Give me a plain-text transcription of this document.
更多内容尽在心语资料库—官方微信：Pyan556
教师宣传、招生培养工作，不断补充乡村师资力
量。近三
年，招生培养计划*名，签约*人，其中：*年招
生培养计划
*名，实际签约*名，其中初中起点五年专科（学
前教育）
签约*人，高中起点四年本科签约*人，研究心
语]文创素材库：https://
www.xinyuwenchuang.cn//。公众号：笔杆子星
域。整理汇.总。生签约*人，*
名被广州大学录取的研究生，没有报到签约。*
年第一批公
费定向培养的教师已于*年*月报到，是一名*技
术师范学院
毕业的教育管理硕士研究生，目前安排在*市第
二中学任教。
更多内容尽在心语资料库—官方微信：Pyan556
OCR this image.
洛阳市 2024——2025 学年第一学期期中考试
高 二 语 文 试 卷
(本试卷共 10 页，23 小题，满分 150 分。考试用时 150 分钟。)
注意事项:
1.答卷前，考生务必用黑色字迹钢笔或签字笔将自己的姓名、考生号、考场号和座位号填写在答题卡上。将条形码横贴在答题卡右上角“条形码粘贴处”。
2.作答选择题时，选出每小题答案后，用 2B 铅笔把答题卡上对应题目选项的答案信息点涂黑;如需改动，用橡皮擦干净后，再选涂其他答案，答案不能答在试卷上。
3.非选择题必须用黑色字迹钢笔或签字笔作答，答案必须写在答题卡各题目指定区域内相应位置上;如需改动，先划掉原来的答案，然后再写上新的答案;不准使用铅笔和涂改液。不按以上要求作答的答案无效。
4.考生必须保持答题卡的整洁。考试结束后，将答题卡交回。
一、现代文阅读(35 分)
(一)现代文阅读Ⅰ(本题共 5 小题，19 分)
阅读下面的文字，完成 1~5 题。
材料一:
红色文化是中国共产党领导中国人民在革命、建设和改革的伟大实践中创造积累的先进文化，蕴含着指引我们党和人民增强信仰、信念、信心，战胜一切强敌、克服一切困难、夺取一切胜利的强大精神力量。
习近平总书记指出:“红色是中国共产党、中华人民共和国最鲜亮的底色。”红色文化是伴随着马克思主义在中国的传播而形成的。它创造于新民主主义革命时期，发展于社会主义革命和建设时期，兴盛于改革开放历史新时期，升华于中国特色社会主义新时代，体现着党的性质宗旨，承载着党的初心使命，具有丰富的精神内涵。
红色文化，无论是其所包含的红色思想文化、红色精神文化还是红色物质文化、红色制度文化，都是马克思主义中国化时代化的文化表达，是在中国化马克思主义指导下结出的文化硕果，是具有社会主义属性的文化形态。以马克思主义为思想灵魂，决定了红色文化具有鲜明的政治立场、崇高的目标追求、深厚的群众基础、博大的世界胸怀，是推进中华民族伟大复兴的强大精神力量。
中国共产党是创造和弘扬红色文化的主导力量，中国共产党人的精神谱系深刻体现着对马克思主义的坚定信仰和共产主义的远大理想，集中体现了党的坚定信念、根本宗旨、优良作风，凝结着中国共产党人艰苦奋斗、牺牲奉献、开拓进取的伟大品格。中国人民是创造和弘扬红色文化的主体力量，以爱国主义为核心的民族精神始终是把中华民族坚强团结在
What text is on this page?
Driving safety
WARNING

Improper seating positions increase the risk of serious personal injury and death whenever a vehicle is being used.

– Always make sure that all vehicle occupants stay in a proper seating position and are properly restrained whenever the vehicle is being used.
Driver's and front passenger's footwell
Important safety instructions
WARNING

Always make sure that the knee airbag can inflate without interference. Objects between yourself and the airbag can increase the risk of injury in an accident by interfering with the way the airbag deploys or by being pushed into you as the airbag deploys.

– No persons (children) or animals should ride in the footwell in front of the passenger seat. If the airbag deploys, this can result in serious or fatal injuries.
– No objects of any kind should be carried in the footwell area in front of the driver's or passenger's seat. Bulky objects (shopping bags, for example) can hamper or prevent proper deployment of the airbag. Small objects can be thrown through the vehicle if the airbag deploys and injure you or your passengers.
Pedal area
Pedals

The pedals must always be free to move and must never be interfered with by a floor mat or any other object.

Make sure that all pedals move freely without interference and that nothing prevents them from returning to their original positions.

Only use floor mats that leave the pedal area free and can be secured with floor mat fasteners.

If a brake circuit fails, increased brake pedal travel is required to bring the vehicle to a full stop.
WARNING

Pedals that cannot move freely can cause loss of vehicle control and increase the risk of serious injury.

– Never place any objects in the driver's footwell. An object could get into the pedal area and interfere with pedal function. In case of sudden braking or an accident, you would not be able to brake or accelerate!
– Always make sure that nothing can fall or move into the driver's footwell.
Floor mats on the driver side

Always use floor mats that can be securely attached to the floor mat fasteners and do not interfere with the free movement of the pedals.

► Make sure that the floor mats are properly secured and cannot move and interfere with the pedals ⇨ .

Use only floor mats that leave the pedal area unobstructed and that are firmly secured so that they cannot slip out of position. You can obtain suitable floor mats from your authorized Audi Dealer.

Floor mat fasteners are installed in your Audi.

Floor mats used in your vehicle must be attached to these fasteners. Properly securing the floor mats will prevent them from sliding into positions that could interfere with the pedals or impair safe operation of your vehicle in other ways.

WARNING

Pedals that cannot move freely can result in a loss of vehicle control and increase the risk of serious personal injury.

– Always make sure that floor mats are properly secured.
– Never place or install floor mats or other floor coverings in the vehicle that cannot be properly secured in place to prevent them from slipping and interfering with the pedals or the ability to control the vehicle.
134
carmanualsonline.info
________________________________________
THE TASK: Transcribe every entry verbatim.

PROBLEM SOLUTION:
Give me a plain-text transcription of this document.
更多内容尽在心语资料库—官方微信：Pyan556
教师宣传、招生培养工作，不断补充乡村师资力
量。近三
年，招生培养计划*名，签约*人，其中：*年招
生培养计划
*名，实际签约*名，其中初中起点五年专科（学
前教育）
签约*人，高中起点四年本科签约*人，研究心
语]文创素材库：https://
www.xinyuwenchuang.cn//。公众号：笔杆子星
域。整理汇.总。生签约*人，*
名被广州大学录取的研究生，没有报到签约。*
年第一批公
费定向培养的教师已于*年*月报到，是一名*技
术师范学院
毕业的教育管理硕士研究生，目前安排在*市第
二中学任教。
更多内容尽在心语资料库—官方微信：Pyan556
OCR this image.
洛阳市 2024——2025 学年第一学期期中考试
高 二 语 文 试 卷
(本试卷共 10 页，23 小题，满分 150 分。考试用时 150 分钟。)
注意事项:
1.答卷前，考生务必用黑色字迹钢笔或签字笔将自己的姓名、考生号、考场号和座位号填写在答题卡上。将条形码横贴在答题卡右上角“条形码粘贴处”。
2.作答选择题时，选出每小题答案后，用 2B 铅笔把答题卡上对应题目选项的答案信息点涂黑;如需改动，用橡皮擦干净后，再选涂其他答案，答案不能答在试卷上。
3.非选择题必须用黑色字迹钢笔或签字笔作答，答案必须写在答题卡各题目指定区域内相应位置上;如需改动，先划掉原来的答案，然后再写上新的答案;不准使用铅笔和涂改液。不按以上要求作答的答案无效。
4.考生必须保持答题卡的整洁。考试结束后，将答题卡交回。
一、现代文阅读(35 分)
(一)现代文阅读Ⅰ(本题共 5 小题，19 分)
阅读下面的文字，完成 1~5 题。
材料一:
红色文化是中国共产党领导中国人民在革命、建设和改革的伟大实践中创造积累的先进文化，蕴含着指引我们党和人民增强信仰、信念、信心，战胜一切强敌、克服一切困难、夺取一切胜利的强大精神力量。
习近平总书记指出:“红色是中国共产党、中华人民共和国最鲜亮的底色。”红色文化是伴随着马克思主义在中国的传播而形成的。它创造于新民主主义革命时期，发展于社会主义革命和建设时期，兴盛于改革开放历史新时期，升华于中国特色社会主义新时代，体现着党的性质宗旨，承载着党的初心使命，具有丰富的精神内涵。
红色文化，无论是其所包含的红色思想文化、红色精神文化还是红色物质文化、红色制度文化，都是马克思主义中国化时代化的文化表达，是在中国化马克思主义指导下结出的文化硕果，是具有社会主义属性的文化形态。以马克思主义为思想灵魂，决定了红色文化具有鲜明的政治立场、崇高的目标追求、深厚的群众基础、博大的世界胸怀，是推进中华民族伟大复兴的强大精神力量。
中国共产党是创造和弘扬红色文化的主导力量，中国共产党人的精神谱系深刻体现着对马克思主义的坚定信仰和共产主义的远大理想，集中体现了党的坚定信念、根本宗旨、优良作风，凝结着中国共产党人艰苦奋斗、牺牲奉献、开拓进取的伟大品格。中国人民是创造和弘扬红色文化的主体力量，以爱国主义为核心的民族精神始终是把中华民族坚强团结在
What text is on this page?
Driving safety
WARNING

Improper seating positions increase the risk of serious personal injury and death whenever a vehicle is being used.

– Always make sure that all vehicle occupants stay in a proper seating position and are properly restrained whenever the vehicle is being used.
Driver's and front passenger's footwell
Important safety instructions
WARNING

Always make sure that the knee airbag can inflate without interference. Objects between yourself and the airbag can increase the risk of injury in an accident by interfering with the way the airbag deploys or by being pushed into you as the airbag deploys.

– No persons (children) or animals should ride in the footwell in front of the passenger seat. If the airbag deploys, this can result in serious or fatal injuries.
– No objects of any kind should be carried in the footwell area in front of the driver's or passenger's seat. Bulky objects (shopping bags, for example) can hamper or prevent proper deployment of the airbag. Small objects can be thrown through the vehicle if the airbag deploys and injure you or your passengers.
Pedal area
Pedals

The pedals must always be free to move and must never be interfered with by a floor mat or any other object.

Make sure that all pedals move freely without interference and that nothing prevents them from returning to their original positions.

Only use floor mats that leave the pedal area free and can be secured with floor mat fasteners.

If a brake circuit fails, increased brake pedal travel is required to bring the vehicle to a full stop.
WARNING

Pedals that cannot move freely can cause loss of vehicle control and increase the risk of serious injury.

– Never place any objects in the driver's footwell. An object could get into the pedal area and interfere with pedal function. In case of sudden braking or an accident, you would not be able to brake or accelerate!
– Always make sure that nothing can fall or move into the driver's footwell.
Floor mats on the driver side

Always use floor mats that can be securely attached to the floor mat fasteners and do not interfere with the free movement of the pedals.

► Make sure that the floor mats are properly secured and cannot move and interfere with the pedals ⇨ .

Use only floor mats that leave the pedal area unobstructed and that are firmly secured so that they cannot slip out of position. You can obtain suitable floor mats from your authorized Audi Dealer.

Floor mat fasteners are installed in your Audi.

Floor mats used in your vehicle must be attached to these fasteners. Properly securing the floor mats will prevent them from sliding into positions that could interfere with the pedals or impair safe operation of your vehicle in other ways.

WARNING

Pedals that cannot move freely can result in a loss of vehicle control and increase the risk of serious personal injury.

– Always make sure that floor mats are properly secured.
– Never place or install floor mats or other floor coverings in the vehicle that cannot be properly secured in place to prevent them from slipping and interfering with the pedals or the ability to control the vehicle.
134
carmanualsonline.info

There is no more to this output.